╭─ Dataset excerpts
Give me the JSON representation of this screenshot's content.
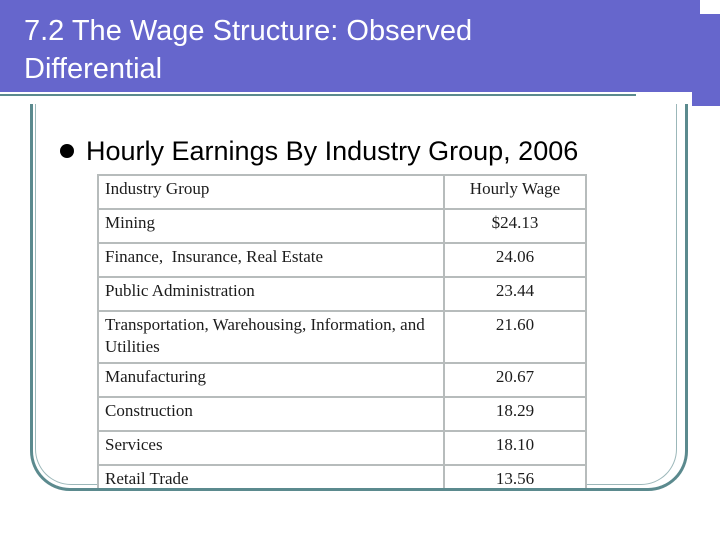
{
  "slide": {
    "title": "7.2 The Wage Structure: Observed Differential",
    "bullet": "Hourly Earnings By Industry Group, 2006"
  },
  "table": {
    "headers": [
      "Industry Group",
      "Hourly Wage"
    ],
    "rows": [
      {
        "group": "Mining",
        "wage": "$24.13"
      },
      {
        "group": "Finance,  Insurance, Real Estate",
        "wage": "24.06"
      },
      {
        "group": "Public Administration",
        "wage": "23.44"
      },
      {
        "group": "Transportation, Warehousing, Information, and Utilities",
        "wage": "21.60"
      },
      {
        "group": "Manufacturing",
        "wage": "20.67"
      },
      {
        "group": "Construction",
        "wage": "18.29"
      },
      {
        "group": "Services",
        "wage": "18.10"
      },
      {
        "group": "Retail Trade",
        "wage": "13.56"
      }
    ]
  },
  "colors": {
    "title_bar": "#6666cc",
    "frame": "#5b8a8e",
    "table_grid": "#b7bcbc"
  }
}
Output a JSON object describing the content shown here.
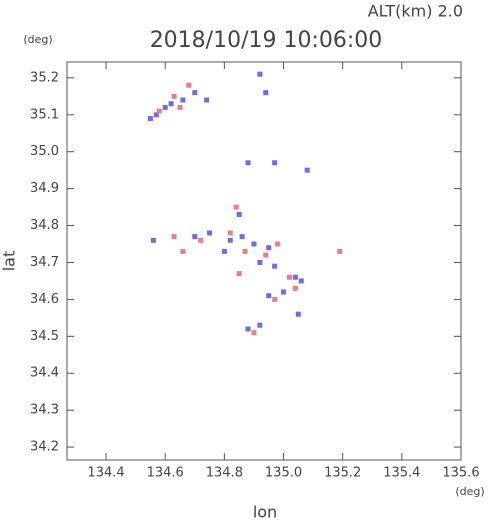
{
  "chart_data": {
    "type": "scatter",
    "title": "2018/10/19 10:06:00",
    "subtitle": "ALT(km) 2.0",
    "x_label": "lon",
    "y_label": "lat",
    "x_unit": "(deg)",
    "y_unit": "(deg)",
    "xlim": [
      134.268,
      135.6
    ],
    "ylim": [
      34.165,
      35.243
    ],
    "xticks": [
      134.4,
      134.6,
      134.8,
      {
        "value": 135,
        "label": "135.0"
      },
      135.2,
      135.4,
      135.6
    ],
    "yticks": [
      34.2,
      34.3,
      34.4,
      34.5,
      34.6,
      34.7,
      34.8,
      34.9,
      {
        "value": 35,
        "label": "35.0"
      },
      35.1,
      35.2
    ],
    "series": [
      {
        "color": "#6b6bf2",
        "x": [
          134.55,
          134.57,
          134.6,
          134.62,
          134.66,
          134.7,
          134.74,
          134.92,
          134.88,
          134.97,
          135.08,
          134.85,
          134.86,
          134.82,
          134.9,
          134.95,
          134.92,
          134.97,
          135.04,
          135.06,
          134.95,
          135.0,
          134.88,
          134.92,
          134.56,
          134.7,
          134.75,
          135.05,
          134.8,
          134.94
        ],
        "values": [
          35.09,
          35.1,
          35.12,
          35.13,
          35.14,
          35.16,
          35.14,
          35.21,
          34.97,
          34.97,
          34.95,
          34.83,
          34.77,
          34.76,
          34.75,
          34.74,
          34.7,
          34.69,
          34.66,
          34.65,
          34.61,
          34.62,
          34.52,
          34.53,
          34.76,
          34.77,
          34.78,
          34.56,
          34.73,
          35.16
        ]
      },
      {
        "color": "#f27a86",
        "x": [
          134.63,
          134.68,
          134.58,
          134.65,
          134.84,
          134.63,
          134.66,
          134.87,
          134.82,
          134.98,
          135.02,
          134.97,
          135.19,
          134.9,
          134.85,
          134.94,
          135.04,
          134.72
        ],
        "values": [
          35.15,
          35.18,
          35.11,
          35.12,
          34.85,
          34.77,
          34.73,
          34.73,
          34.78,
          34.75,
          34.66,
          34.6,
          34.73,
          34.51,
          34.67,
          34.72,
          34.63,
          34.76
        ]
      }
    ]
  }
}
╰─
**Exercise directions:** In the listing, how many lines hold "Industry"? Answer with a bare number.

**Correct output:** 2